=== Data for this exercise ===

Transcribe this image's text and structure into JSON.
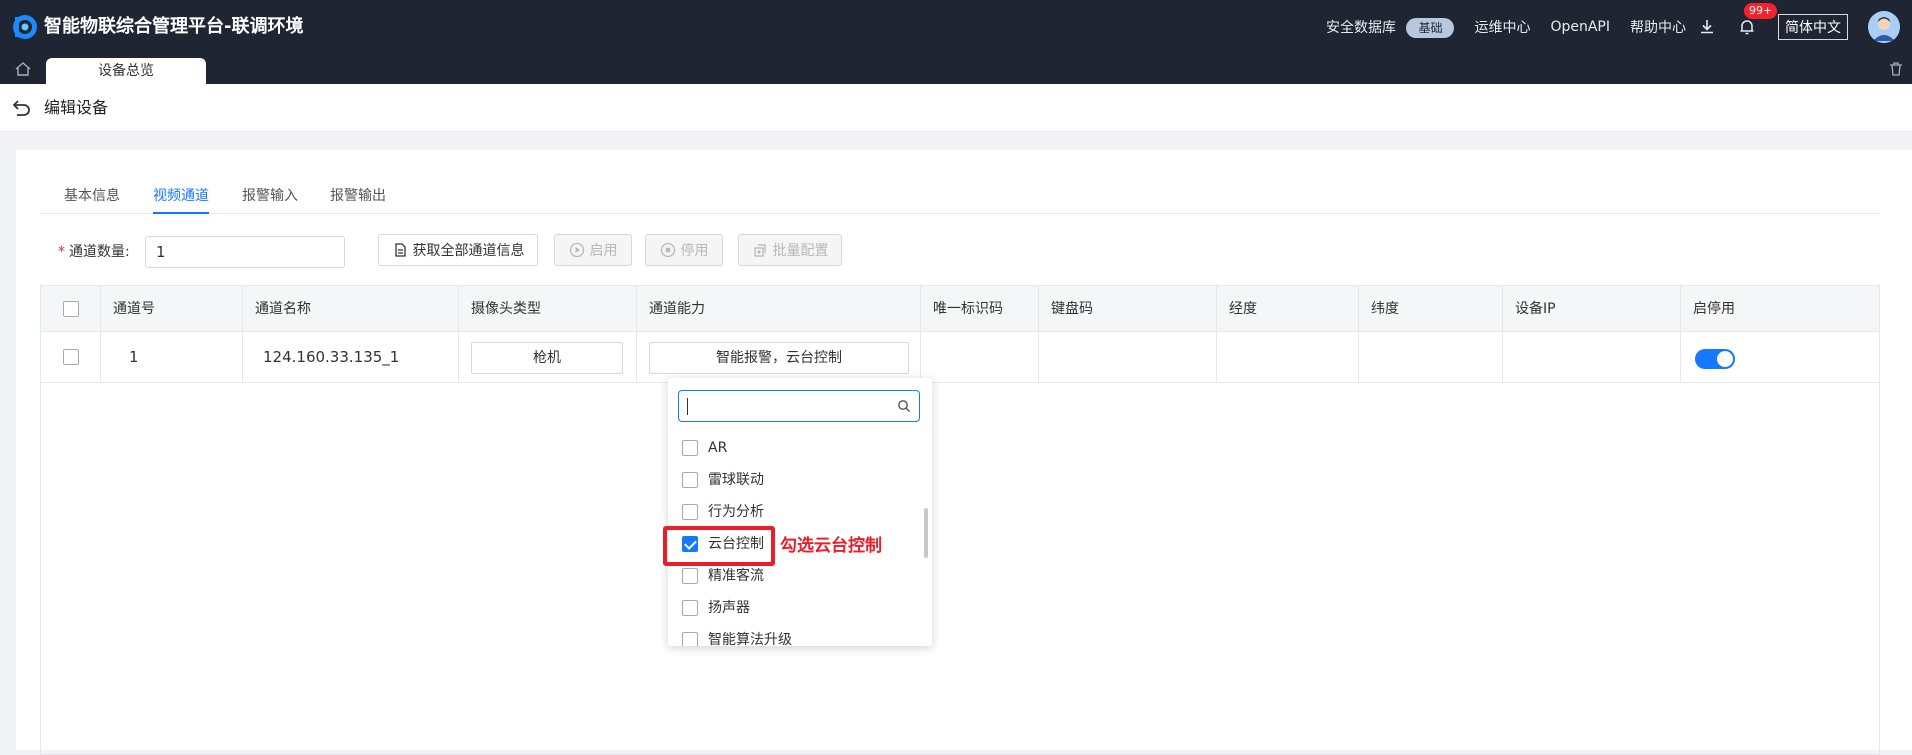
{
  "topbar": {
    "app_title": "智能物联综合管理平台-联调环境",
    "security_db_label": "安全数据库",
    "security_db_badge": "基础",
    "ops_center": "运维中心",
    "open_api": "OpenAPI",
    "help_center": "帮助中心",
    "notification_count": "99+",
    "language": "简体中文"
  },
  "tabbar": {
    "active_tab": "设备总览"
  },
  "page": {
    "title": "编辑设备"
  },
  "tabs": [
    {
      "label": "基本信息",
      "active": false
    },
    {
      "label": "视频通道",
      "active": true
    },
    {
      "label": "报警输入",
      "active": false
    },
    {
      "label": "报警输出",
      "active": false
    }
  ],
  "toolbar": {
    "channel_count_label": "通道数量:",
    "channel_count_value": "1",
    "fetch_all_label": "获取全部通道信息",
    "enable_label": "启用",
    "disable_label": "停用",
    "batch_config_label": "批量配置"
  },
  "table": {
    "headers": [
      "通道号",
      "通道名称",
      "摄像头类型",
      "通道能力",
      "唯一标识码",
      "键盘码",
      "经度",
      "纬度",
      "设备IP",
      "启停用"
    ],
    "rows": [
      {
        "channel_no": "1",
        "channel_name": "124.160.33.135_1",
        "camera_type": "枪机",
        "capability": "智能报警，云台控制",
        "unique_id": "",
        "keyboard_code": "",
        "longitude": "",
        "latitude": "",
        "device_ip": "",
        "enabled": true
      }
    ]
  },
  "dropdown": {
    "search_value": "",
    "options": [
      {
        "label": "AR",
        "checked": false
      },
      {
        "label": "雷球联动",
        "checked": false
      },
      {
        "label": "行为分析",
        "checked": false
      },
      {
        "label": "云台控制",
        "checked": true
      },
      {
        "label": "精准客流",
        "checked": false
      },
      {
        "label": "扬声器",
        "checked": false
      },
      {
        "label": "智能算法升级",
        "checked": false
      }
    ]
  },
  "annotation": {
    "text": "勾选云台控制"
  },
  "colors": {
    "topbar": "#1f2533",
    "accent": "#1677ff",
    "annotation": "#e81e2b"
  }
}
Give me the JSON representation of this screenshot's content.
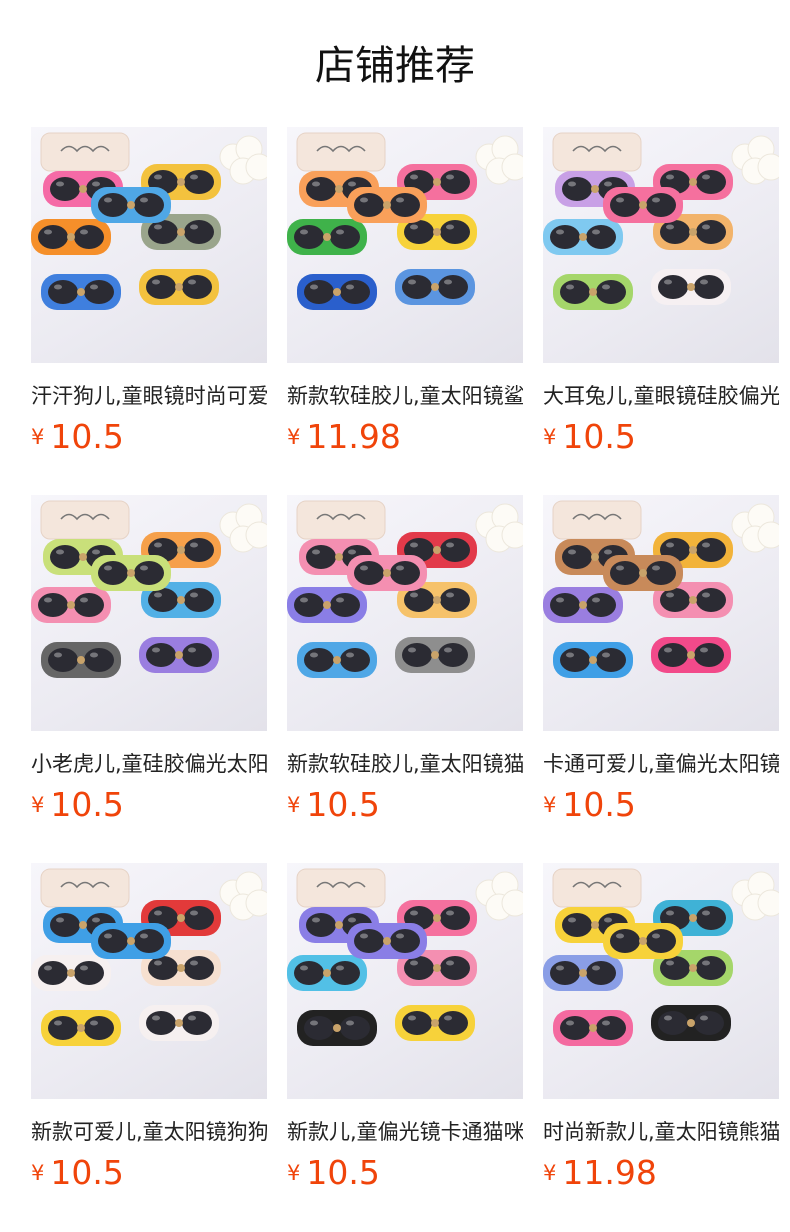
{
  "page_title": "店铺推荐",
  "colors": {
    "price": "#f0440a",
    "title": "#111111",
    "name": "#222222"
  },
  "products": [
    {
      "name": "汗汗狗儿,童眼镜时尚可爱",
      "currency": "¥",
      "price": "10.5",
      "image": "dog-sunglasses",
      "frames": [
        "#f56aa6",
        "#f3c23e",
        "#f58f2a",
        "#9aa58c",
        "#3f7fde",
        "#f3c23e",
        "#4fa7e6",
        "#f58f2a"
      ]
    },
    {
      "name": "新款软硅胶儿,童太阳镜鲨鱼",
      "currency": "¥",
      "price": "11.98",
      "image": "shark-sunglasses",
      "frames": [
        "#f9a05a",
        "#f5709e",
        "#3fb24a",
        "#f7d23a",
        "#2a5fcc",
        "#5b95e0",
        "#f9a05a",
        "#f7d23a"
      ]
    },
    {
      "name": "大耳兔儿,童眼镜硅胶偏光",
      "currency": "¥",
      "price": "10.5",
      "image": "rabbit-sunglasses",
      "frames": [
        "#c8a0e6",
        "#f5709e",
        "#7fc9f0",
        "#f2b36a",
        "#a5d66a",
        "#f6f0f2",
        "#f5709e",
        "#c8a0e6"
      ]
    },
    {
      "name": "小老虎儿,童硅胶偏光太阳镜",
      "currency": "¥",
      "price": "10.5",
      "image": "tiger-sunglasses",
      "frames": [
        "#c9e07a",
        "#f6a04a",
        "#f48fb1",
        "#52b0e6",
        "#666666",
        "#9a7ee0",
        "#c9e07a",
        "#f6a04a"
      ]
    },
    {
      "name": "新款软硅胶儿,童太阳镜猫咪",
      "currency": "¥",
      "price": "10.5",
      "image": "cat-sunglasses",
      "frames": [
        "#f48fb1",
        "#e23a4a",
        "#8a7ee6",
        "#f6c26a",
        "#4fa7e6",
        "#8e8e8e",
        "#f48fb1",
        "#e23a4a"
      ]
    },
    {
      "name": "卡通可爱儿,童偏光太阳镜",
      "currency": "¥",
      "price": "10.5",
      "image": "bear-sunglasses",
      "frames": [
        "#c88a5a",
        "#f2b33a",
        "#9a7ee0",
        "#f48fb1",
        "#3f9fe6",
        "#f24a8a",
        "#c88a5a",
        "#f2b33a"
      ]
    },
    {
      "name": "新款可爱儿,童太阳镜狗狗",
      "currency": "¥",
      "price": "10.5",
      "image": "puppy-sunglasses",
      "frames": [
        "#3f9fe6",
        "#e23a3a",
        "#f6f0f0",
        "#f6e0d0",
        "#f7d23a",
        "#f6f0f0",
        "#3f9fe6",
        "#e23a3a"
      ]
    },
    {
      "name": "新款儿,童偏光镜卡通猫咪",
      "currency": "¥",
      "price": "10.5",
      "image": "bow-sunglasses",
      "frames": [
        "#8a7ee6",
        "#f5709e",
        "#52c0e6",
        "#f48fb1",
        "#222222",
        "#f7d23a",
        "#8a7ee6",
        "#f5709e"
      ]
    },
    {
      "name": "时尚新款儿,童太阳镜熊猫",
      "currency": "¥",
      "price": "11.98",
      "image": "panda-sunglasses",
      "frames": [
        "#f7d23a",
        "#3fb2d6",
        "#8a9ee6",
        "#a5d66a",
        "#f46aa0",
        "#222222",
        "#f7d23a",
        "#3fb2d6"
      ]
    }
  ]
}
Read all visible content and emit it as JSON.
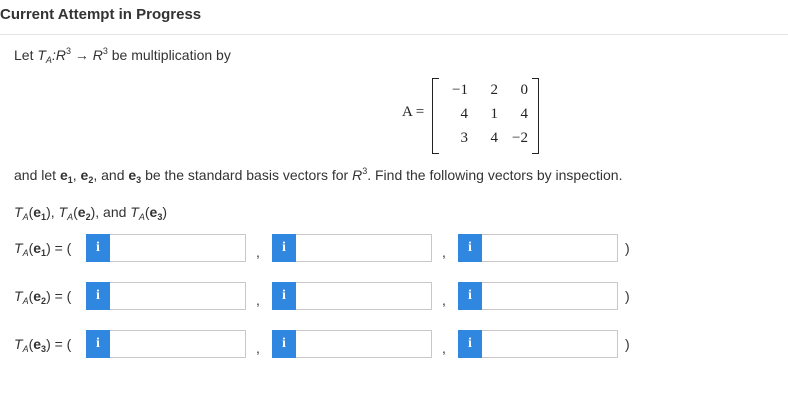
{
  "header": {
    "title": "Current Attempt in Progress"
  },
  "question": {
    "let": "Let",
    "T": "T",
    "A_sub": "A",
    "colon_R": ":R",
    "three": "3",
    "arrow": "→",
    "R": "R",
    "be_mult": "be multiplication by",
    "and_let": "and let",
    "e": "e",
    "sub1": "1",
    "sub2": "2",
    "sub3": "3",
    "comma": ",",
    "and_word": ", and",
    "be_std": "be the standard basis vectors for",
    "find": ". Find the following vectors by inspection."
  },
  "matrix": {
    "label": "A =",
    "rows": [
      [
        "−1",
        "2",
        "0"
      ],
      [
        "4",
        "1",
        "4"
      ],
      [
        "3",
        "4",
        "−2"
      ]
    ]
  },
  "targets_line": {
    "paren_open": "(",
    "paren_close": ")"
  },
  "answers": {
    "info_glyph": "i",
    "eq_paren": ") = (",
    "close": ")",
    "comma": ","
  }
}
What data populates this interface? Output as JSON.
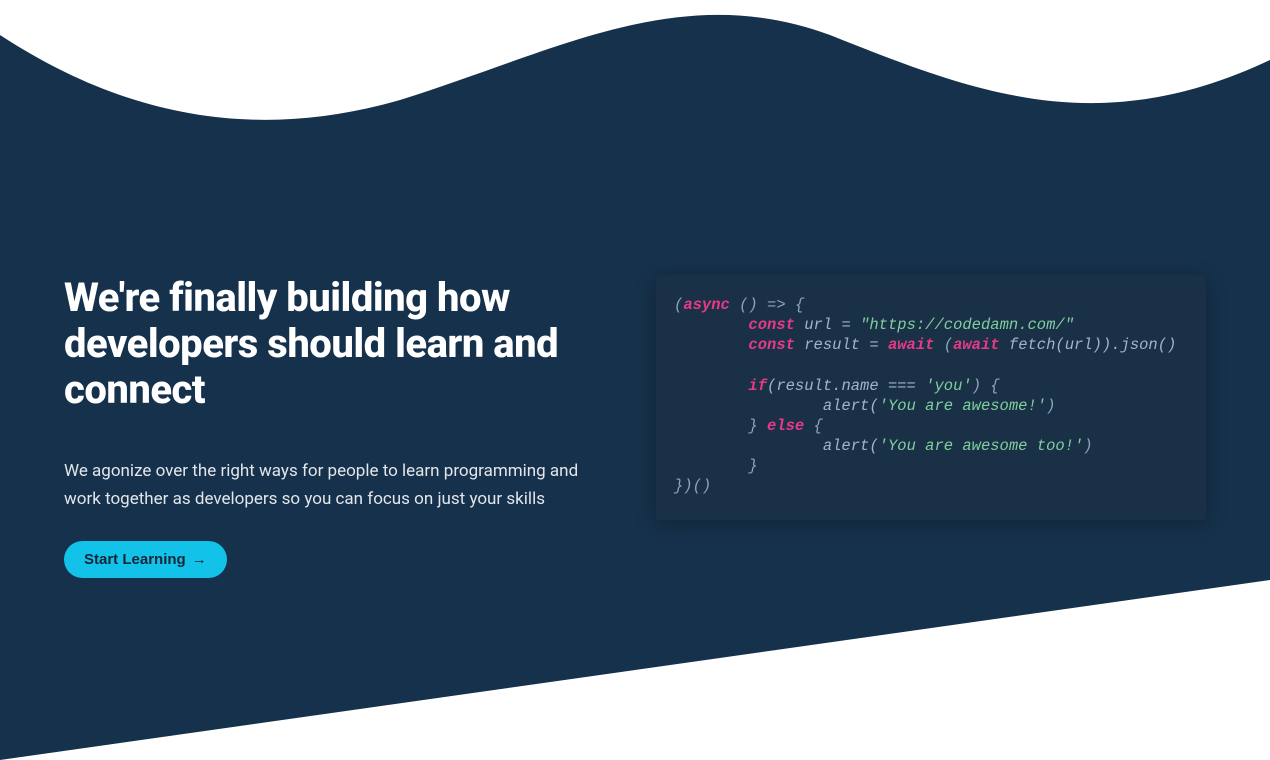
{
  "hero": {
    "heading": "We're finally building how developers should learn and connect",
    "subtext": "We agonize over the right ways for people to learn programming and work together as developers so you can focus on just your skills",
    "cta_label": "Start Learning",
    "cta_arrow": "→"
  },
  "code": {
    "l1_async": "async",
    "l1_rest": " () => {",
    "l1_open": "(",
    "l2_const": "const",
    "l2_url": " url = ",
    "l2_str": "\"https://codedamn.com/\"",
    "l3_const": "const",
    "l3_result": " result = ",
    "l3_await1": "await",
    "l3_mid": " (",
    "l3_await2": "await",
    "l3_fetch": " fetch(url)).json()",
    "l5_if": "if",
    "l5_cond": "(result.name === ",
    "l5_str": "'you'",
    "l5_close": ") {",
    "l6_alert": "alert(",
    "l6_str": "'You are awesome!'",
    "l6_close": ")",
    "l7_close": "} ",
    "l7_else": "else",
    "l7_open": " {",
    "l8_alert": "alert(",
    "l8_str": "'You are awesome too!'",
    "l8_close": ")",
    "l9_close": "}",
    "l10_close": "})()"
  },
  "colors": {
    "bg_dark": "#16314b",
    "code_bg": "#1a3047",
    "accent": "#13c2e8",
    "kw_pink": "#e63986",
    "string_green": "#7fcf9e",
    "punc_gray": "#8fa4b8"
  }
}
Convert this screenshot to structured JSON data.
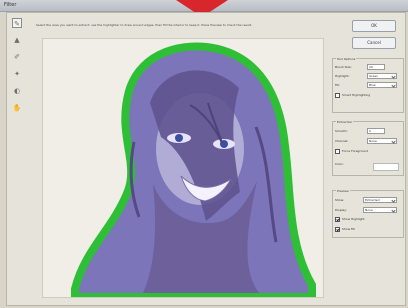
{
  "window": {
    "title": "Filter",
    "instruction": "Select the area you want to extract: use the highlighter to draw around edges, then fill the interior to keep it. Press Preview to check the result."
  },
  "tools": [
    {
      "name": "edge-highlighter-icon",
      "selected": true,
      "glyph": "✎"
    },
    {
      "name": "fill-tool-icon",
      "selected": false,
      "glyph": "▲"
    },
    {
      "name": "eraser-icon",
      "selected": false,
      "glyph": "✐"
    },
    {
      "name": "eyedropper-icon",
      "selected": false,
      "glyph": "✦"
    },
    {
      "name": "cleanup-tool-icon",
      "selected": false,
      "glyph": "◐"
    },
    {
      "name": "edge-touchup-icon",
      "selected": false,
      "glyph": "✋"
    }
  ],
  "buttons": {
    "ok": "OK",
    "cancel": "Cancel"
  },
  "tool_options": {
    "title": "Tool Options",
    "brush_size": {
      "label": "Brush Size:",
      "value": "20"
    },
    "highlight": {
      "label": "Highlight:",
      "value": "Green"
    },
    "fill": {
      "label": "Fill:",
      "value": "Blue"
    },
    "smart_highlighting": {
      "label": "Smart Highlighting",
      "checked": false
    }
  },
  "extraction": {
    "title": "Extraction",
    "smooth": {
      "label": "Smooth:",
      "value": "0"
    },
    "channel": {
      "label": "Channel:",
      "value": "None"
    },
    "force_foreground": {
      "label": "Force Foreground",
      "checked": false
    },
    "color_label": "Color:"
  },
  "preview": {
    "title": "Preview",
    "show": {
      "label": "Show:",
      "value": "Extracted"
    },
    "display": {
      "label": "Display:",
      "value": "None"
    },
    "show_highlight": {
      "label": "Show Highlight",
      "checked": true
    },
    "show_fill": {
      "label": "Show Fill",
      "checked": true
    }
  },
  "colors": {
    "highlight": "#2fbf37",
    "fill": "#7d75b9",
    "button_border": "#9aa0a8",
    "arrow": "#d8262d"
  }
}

=== Stated goal ===
Copy all lines of the material above where the string "icon" occurs.

=== Result ===
      "name": "edge-highlighter-icon",
      "name": "fill-tool-icon",
      "name": "eraser-icon",
      "name": "eyedropper-icon",
      "name": "cleanup-tool-icon",
      "name": "edge-touchup-icon",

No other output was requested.